Show, in full, each line of the data that contains "apariencia".

════════════════════

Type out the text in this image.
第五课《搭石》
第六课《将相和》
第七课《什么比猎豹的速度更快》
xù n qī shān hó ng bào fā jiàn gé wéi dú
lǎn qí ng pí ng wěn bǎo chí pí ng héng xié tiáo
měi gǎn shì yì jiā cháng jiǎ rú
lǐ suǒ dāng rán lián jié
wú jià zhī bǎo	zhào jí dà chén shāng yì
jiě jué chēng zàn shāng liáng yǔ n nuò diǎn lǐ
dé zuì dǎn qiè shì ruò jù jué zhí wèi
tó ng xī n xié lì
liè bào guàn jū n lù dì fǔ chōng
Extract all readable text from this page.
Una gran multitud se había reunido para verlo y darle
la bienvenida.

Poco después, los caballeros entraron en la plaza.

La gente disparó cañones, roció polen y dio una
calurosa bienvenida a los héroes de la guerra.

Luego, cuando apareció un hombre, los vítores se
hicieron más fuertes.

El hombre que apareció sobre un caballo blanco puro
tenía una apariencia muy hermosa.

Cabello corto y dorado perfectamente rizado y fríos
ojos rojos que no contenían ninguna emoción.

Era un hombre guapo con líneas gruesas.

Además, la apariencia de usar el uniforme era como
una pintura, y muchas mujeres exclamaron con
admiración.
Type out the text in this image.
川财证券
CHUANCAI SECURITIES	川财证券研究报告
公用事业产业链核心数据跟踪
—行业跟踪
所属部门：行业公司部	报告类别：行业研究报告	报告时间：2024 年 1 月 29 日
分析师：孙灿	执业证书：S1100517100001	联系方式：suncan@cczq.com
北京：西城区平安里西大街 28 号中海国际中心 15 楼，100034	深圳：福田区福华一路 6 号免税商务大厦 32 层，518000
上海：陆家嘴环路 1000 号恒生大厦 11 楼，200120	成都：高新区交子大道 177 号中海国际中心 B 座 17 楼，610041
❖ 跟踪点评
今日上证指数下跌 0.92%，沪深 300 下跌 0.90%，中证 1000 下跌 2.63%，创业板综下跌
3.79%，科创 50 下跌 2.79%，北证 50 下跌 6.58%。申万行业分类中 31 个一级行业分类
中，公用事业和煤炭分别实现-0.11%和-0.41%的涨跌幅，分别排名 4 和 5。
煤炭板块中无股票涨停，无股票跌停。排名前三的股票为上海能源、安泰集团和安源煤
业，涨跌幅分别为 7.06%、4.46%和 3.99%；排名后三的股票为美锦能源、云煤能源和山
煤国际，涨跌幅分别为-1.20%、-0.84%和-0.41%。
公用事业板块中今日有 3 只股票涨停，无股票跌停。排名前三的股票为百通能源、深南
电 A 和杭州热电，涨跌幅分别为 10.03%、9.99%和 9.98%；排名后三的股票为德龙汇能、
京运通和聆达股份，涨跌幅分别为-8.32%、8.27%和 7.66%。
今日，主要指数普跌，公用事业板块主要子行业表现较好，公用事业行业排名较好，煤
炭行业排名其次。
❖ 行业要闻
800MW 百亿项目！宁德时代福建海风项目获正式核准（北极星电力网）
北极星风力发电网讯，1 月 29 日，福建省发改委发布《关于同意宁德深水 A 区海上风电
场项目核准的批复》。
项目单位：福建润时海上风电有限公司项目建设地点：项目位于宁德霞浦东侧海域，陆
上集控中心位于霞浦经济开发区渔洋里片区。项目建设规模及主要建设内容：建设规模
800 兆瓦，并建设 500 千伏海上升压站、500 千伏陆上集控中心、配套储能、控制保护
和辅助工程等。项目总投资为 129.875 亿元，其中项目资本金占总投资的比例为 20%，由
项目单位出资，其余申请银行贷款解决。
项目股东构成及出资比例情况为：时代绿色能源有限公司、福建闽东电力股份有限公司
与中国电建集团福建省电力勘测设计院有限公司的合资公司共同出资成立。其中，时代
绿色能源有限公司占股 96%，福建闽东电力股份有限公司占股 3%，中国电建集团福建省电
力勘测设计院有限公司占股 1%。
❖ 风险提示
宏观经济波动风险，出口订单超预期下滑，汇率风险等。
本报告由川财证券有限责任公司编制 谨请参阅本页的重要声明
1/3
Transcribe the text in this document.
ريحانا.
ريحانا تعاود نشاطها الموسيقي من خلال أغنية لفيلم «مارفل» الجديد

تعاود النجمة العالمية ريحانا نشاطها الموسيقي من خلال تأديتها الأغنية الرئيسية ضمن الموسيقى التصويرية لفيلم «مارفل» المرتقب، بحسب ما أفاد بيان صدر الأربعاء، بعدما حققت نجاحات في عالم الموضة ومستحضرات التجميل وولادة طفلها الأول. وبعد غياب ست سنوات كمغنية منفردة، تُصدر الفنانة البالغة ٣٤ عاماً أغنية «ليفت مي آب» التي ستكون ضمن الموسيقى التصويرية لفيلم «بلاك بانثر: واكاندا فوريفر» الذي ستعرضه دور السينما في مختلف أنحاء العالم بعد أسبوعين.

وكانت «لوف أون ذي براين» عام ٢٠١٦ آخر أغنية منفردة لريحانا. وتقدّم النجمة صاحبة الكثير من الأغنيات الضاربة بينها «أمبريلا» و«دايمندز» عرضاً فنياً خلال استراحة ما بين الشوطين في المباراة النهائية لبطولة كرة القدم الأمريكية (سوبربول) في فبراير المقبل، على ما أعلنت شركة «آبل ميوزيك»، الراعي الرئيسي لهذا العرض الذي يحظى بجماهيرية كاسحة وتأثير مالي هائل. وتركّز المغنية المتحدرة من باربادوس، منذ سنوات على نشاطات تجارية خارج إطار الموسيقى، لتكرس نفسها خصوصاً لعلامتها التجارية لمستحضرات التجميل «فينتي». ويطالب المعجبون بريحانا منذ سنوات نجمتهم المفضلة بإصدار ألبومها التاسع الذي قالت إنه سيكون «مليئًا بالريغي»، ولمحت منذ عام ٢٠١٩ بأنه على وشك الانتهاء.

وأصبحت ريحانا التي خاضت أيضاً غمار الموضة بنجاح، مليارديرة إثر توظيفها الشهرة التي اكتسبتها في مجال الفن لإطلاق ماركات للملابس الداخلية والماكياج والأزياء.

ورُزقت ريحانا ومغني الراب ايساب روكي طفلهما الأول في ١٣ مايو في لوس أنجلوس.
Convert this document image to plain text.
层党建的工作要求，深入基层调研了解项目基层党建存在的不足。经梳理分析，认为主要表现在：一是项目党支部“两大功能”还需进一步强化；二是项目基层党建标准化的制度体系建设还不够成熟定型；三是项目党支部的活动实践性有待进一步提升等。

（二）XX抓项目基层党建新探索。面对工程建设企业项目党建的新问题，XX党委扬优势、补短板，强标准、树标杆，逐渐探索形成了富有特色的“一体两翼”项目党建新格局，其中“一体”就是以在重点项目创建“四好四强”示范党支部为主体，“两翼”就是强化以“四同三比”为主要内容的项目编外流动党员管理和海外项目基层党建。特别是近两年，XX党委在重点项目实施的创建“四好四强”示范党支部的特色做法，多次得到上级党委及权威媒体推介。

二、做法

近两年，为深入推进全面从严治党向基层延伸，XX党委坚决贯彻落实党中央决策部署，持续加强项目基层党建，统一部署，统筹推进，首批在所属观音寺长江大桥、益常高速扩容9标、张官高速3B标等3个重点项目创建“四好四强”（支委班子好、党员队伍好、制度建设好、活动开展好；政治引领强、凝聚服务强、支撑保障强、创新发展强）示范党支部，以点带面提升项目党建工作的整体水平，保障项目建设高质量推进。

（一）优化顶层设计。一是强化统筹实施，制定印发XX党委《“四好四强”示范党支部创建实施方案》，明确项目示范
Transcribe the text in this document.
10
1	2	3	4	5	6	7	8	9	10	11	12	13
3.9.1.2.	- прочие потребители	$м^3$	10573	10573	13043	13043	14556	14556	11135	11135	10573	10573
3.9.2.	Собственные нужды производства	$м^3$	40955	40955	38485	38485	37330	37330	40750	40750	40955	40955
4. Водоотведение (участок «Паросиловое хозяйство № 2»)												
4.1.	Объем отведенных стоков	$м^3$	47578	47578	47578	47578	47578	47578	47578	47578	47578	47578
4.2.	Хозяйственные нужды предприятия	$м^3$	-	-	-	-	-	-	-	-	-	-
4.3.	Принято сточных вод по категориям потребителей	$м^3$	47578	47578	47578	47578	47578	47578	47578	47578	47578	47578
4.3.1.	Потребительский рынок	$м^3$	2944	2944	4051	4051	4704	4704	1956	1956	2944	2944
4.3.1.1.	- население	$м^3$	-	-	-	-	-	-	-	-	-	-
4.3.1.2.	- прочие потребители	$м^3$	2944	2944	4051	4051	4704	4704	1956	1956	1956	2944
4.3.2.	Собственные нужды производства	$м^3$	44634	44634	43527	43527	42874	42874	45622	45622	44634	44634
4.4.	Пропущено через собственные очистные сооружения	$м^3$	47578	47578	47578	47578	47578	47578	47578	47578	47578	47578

════════════════════

Reply to the task:
tenía una apariencia muy hermosa.
Además, la apariencia de usar el uniforme era como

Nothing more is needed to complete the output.